» **Task statement**:
Print, exactly and completely, every entry in the data.

Saved data entries:
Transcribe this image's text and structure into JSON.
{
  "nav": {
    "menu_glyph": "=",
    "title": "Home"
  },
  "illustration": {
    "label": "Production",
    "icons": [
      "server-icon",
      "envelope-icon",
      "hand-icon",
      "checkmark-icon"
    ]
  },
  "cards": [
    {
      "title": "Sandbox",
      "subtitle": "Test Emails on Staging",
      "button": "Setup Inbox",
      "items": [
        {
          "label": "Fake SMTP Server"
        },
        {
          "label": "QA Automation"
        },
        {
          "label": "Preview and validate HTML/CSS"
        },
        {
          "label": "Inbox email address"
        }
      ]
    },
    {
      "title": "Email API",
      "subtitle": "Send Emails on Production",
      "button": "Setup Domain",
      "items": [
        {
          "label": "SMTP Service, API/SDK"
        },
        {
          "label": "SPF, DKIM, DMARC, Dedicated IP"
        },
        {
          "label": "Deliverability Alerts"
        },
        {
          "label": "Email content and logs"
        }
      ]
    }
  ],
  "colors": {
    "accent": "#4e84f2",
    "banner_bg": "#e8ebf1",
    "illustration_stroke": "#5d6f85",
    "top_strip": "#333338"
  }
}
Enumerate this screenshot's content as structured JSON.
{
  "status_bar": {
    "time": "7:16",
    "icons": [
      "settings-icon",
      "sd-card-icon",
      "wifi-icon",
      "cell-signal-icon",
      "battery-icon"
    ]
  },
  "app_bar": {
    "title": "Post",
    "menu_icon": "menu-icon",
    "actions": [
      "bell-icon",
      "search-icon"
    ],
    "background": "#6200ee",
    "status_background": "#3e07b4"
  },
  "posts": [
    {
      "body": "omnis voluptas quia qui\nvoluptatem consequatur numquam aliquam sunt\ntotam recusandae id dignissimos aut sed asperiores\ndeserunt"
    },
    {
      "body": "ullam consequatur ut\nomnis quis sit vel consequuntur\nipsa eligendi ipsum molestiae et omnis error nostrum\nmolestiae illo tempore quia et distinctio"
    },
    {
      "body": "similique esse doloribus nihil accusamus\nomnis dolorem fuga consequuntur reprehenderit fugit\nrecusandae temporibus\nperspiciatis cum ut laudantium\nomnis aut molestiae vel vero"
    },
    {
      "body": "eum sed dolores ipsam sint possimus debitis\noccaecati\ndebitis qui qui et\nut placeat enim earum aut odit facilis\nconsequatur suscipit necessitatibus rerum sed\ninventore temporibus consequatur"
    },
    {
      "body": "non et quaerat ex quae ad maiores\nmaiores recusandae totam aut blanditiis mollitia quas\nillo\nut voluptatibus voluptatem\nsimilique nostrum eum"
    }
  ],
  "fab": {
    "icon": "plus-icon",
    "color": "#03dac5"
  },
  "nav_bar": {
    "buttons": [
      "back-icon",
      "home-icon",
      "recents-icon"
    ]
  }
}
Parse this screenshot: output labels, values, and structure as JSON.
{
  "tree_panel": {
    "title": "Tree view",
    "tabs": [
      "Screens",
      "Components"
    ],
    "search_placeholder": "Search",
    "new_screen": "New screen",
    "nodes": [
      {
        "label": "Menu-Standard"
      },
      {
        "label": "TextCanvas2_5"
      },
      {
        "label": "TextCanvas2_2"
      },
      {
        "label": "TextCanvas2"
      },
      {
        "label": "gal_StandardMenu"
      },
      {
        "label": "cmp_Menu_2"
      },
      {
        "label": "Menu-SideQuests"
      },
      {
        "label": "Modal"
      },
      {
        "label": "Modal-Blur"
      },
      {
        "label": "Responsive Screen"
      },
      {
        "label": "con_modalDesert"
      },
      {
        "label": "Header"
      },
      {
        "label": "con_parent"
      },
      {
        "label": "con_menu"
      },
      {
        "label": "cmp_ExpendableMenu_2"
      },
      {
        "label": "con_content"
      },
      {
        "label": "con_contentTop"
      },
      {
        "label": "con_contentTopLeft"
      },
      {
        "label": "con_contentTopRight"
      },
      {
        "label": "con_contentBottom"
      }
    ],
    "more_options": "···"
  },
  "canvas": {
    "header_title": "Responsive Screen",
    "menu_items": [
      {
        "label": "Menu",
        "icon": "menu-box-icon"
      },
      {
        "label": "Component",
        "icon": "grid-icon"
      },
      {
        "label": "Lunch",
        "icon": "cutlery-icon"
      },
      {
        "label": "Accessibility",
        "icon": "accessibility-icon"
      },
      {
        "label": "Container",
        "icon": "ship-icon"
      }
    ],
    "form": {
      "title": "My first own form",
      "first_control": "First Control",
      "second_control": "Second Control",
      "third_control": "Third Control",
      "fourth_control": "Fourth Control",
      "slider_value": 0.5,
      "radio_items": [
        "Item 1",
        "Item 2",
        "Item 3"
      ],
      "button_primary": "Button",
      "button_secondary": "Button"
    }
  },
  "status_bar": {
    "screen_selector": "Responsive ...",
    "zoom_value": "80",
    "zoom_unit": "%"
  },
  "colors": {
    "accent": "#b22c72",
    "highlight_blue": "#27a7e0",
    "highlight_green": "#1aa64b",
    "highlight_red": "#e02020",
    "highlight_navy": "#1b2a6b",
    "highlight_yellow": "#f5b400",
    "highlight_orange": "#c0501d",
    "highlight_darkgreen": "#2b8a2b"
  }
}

» **Solution to this problem**:
Transcribe this image's text and structure into JSON.
{
  "nav": {
    "menu_glyph": "=",
    "title": "Home"
  },
  "illustration": {
    "label": "Production",
    "icons": [
      "server-icon",
      "envelope-icon",
      "hand-icon",
      "checkmark-icon"
    ]
  },
  "cards": [
    {
      "title": "Sandbox",
      "subtitle": "Test Emails on Staging",
      "button": "Setup Inbox",
      "items": [
        {
          "label": "Fake SMTP Server"
        },
        {
          "label": "QA Automation"
        },
        {
          "label": "Preview and validate HTML/CSS"
        },
        {
          "label": "Inbox email address"
        }
      ]
    },
    {
      "title": "Email API",
      "subtitle": "Send Emails on Production",
      "button": "Setup Domain",
      "items": [
        {
          "label": "SMTP Service, API/SDK"
        },
        {
          "label": "SPF, DKIM, DMARC, Dedicated IP"
        },
        {
          "label": "Deliverability Alerts"
        },
        {
          "label": "Email content and logs"
        }
      ]
    }
  ],
  "colors": {
    "accent": "#4e84f2",
    "banner_bg": "#e8ebf1",
    "illustration_stroke": "#5d6f85",
    "top_strip": "#333338"
  }
}
Enumerate this screenshot's content as structured JSON.
{
  "status_bar": {
    "time": "7:16",
    "icons": [
      "settings-icon",
      "sd-card-icon",
      "wifi-icon",
      "cell-signal-icon",
      "battery-icon"
    ]
  },
  "app_bar": {
    "title": "Post",
    "menu_icon": "menu-icon",
    "actions": [
      "bell-icon",
      "search-icon"
    ],
    "background": "#6200ee",
    "status_background": "#3e07b4"
  },
  "posts": [
    {
      "body": "omnis voluptas quia qui\nvoluptatem consequatur numquam aliquam sunt\ntotam recusandae id dignissimos aut sed asperiores\ndeserunt"
    },
    {
      "body": "ullam consequatur ut\nomnis quis sit vel consequuntur\nipsa eligendi ipsum molestiae et omnis error nostrum\nmolestiae illo tempore quia et distinctio"
    },
    {
      "body": "similique esse doloribus nihil accusamus\nomnis dolorem fuga consequuntur reprehenderit fugit\nrecusandae temporibus\nperspiciatis cum ut laudantium\nomnis aut molestiae vel vero"
    },
    {
      "body": "eum sed dolores ipsam sint possimus debitis\noccaecati\ndebitis qui qui et\nut placeat enim earum aut odit facilis\nconsequatur suscipit necessitatibus rerum sed\ninventore temporibus consequatur"
    },
    {
      "body": "non et quaerat ex quae ad maiores\nmaiores recusandae totam aut blanditiis mollitia quas\nillo\nut voluptatibus voluptatem\nsimilique nostrum eum"
    }
  ],
  "fab": {
    "icon": "plus-icon",
    "color": "#03dac5"
  },
  "nav_bar": {
    "buttons": [
      "back-icon",
      "home-icon",
      "recents-icon"
    ]
  }
}
Parse this screenshot: output labels, values, and structure as JSON.
{
  "tree_panel": {
    "title": "Tree view",
    "tabs": [
      "Screens",
      "Components"
    ],
    "search_placeholder": "Search",
    "new_screen": "New screen",
    "nodes": [
      {
        "label": "Menu-Standard"
      },
      {
        "label": "TextCanvas2_5"
      },
      {
        "label": "TextCanvas2_2"
      },
      {
        "label": "TextCanvas2"
      },
      {
        "label": "gal_StandardMenu"
      },
      {
        "label": "cmp_Menu_2"
      },
      {
        "label": "Menu-SideQuests"
      },
      {
        "label": "Modal"
      },
      {
        "label": "Modal-Blur"
      },
      {
        "label": "Responsive Screen"
      },
      {
        "label": "con_modalDesert"
      },
      {
        "label": "Header"
      },
      {
        "label": "con_parent"
      },
      {
        "label": "con_menu"
      },
      {
        "label": "cmp_ExpendableMenu_2"
      },
      {
        "label": "con_content"
      },
      {
        "label": "con_contentTop"
      },
      {
        "label": "con_contentTopLeft"
      },
      {
        "label": "con_contentTopRight"
      },
      {
        "label": "con_contentBottom"
      }
    ],
    "more_options": "···"
  },
  "canvas": {
    "header_title": "Responsive Screen",
    "menu_items": [
      {
        "label": "Menu",
        "icon": "menu-box-icon"
      },
      {
        "label": "Component",
        "icon": "grid-icon"
      },
      {
        "label": "Lunch",
        "icon": "cutlery-icon"
      },
      {
        "label": "Accessibility",
        "icon": "accessibility-icon"
      },
      {
        "label": "Container",
        "icon": "ship-icon"
      }
    ],
    "form": {
      "title": "My first own form",
      "first_control": "First Control",
      "second_control": "Second Control",
      "third_control": "Third Control",
      "fourth_control": "Fourth Control",
      "slider_value": 0.5,
      "radio_items": [
        "Item 1",
        "Item 2",
        "Item 3"
      ],
      "button_primary": "Button",
      "button_secondary": "Button"
    }
  },
  "status_bar": {
    "screen_selector": "Responsive ...",
    "zoom_value": "80",
    "zoom_unit": "%"
  },
  "colors": {
    "accent": "#b22c72",
    "highlight_blue": "#27a7e0",
    "highlight_green": "#1aa64b",
    "highlight_red": "#e02020",
    "highlight_navy": "#1b2a6b",
    "highlight_yellow": "#f5b400",
    "highlight_orange": "#c0501d",
    "highlight_darkgreen": "#2b8a2b"
  }
}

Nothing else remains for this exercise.